**Given request**
Work out how many lines of the listing hold the string "principal", then answer with that number and nothing else.
● ● ●
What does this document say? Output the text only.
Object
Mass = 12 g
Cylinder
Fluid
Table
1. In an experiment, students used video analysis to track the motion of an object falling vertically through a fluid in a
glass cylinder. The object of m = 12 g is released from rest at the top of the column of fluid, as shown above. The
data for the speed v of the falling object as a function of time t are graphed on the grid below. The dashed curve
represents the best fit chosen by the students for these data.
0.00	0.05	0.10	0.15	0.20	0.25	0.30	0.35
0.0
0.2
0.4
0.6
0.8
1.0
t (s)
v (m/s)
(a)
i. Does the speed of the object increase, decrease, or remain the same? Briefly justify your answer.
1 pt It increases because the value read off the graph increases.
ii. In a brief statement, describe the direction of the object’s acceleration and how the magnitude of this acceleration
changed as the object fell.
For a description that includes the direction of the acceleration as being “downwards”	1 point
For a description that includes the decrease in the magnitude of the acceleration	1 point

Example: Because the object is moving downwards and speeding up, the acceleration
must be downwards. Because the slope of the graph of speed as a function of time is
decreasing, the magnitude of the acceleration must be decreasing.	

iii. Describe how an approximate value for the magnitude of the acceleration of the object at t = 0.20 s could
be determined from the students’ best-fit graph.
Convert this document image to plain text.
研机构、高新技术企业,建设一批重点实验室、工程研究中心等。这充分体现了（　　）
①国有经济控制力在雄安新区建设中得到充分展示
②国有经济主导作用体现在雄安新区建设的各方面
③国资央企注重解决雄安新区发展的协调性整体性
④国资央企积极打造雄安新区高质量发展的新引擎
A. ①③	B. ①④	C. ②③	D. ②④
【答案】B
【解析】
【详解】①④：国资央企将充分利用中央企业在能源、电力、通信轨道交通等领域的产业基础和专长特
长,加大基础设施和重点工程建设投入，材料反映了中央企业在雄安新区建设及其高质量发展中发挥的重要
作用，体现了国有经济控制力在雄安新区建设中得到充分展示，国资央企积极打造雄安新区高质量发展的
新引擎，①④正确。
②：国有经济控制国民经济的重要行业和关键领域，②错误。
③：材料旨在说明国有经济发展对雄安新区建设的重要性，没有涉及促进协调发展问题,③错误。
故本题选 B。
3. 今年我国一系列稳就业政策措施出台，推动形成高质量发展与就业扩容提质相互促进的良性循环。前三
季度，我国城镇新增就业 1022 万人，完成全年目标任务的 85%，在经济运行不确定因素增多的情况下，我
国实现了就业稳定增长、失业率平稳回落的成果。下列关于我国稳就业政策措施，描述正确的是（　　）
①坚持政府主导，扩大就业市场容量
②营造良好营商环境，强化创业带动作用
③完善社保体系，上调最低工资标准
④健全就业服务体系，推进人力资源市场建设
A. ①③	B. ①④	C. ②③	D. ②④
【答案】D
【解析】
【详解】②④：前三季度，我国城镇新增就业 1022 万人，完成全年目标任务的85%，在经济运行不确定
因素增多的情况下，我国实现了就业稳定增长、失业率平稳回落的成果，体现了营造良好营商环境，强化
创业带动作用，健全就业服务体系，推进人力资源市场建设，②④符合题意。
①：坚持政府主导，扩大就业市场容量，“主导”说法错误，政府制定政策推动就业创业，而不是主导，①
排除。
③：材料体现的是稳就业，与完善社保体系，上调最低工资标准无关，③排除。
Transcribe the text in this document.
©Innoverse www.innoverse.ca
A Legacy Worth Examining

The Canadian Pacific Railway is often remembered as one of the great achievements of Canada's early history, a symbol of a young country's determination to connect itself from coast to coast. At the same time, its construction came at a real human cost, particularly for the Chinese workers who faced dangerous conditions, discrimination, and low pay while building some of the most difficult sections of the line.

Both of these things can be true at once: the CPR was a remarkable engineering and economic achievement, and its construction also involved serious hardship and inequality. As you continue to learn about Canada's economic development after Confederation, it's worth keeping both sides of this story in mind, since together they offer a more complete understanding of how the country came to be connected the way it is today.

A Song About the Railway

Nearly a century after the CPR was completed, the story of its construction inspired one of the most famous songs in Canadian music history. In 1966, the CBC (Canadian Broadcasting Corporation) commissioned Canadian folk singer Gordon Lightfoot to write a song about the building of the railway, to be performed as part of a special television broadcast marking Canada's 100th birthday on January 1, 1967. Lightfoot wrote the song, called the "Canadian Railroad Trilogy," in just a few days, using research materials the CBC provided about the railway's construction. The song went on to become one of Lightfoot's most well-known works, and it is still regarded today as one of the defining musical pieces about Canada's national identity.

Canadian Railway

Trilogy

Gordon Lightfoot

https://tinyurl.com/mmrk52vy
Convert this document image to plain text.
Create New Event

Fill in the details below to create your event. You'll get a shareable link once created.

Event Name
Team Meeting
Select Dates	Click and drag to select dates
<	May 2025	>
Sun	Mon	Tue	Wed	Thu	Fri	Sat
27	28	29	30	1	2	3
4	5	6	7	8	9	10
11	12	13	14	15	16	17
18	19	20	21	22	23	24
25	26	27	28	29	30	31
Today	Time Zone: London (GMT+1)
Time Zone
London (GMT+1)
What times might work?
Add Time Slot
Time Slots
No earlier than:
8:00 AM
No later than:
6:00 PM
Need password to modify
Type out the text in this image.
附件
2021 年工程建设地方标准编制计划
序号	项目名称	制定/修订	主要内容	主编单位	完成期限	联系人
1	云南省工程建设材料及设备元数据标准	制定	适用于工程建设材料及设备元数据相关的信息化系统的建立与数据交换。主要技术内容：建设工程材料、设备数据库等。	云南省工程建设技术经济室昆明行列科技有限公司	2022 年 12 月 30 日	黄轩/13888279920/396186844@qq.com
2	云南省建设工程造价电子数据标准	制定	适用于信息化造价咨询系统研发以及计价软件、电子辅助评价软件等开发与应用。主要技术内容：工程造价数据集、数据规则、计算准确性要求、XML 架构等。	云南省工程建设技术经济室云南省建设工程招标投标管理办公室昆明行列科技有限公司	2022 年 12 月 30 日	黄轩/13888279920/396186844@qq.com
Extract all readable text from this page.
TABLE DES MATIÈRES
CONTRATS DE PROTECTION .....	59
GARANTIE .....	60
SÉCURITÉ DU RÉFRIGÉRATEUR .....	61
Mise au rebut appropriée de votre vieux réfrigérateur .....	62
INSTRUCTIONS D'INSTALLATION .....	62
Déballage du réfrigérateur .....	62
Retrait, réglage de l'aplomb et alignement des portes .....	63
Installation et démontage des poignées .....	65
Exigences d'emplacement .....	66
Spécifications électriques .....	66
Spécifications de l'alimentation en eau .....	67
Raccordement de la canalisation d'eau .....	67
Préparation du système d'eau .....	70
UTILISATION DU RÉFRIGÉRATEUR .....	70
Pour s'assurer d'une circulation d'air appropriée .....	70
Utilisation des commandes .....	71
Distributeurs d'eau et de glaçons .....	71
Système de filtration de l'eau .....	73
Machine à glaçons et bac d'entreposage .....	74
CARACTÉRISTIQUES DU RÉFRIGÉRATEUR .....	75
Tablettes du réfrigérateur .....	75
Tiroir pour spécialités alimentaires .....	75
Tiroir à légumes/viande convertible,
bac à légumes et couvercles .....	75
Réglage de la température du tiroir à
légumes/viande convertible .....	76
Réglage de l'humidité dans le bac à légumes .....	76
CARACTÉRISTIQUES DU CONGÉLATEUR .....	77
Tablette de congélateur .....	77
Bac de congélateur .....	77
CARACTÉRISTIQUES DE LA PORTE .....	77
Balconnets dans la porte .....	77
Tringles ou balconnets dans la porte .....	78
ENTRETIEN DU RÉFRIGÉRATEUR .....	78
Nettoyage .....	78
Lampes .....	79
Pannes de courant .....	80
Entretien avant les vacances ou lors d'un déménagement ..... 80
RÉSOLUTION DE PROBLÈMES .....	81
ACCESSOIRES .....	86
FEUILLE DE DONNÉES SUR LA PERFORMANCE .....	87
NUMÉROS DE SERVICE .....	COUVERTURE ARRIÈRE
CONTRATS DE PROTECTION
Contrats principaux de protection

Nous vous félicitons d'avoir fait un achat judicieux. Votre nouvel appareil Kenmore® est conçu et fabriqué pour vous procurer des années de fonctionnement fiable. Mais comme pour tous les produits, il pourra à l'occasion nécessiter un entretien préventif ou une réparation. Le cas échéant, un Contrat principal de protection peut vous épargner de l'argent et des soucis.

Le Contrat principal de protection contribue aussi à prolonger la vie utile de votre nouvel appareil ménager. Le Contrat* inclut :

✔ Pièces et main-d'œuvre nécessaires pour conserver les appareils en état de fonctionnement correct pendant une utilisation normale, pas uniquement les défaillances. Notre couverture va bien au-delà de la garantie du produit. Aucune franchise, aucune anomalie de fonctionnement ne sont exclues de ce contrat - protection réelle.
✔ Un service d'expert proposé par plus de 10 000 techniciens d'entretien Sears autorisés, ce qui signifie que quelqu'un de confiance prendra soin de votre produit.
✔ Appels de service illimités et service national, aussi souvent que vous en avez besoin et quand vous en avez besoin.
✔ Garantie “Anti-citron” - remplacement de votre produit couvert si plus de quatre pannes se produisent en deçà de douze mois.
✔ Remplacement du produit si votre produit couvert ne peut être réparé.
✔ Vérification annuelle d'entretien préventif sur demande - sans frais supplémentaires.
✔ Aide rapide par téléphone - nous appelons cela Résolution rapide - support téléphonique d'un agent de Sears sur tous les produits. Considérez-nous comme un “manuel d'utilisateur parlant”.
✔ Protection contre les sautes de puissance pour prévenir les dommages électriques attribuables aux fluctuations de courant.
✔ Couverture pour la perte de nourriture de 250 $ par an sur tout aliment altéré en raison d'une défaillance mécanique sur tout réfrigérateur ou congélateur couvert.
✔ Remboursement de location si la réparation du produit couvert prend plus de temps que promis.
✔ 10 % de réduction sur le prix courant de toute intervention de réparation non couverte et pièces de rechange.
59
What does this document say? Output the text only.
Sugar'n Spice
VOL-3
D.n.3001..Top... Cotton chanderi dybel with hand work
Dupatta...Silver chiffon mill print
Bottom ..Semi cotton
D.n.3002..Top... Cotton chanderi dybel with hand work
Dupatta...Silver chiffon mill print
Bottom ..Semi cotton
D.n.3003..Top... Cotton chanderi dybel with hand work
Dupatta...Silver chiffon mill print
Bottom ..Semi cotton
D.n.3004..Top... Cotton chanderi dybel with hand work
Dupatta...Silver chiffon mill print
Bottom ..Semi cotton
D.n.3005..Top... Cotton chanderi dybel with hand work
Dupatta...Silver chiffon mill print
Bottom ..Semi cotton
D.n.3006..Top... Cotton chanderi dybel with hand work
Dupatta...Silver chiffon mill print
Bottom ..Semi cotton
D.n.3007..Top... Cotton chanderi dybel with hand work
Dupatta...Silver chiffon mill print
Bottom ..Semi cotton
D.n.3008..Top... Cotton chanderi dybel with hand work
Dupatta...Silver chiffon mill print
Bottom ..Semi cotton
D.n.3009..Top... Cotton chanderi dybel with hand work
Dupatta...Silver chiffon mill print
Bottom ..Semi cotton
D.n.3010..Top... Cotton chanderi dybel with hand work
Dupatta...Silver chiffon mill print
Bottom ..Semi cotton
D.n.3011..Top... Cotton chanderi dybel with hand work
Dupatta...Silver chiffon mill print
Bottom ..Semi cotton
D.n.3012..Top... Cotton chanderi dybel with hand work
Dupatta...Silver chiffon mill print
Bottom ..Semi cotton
● ● ●
**Full response**
2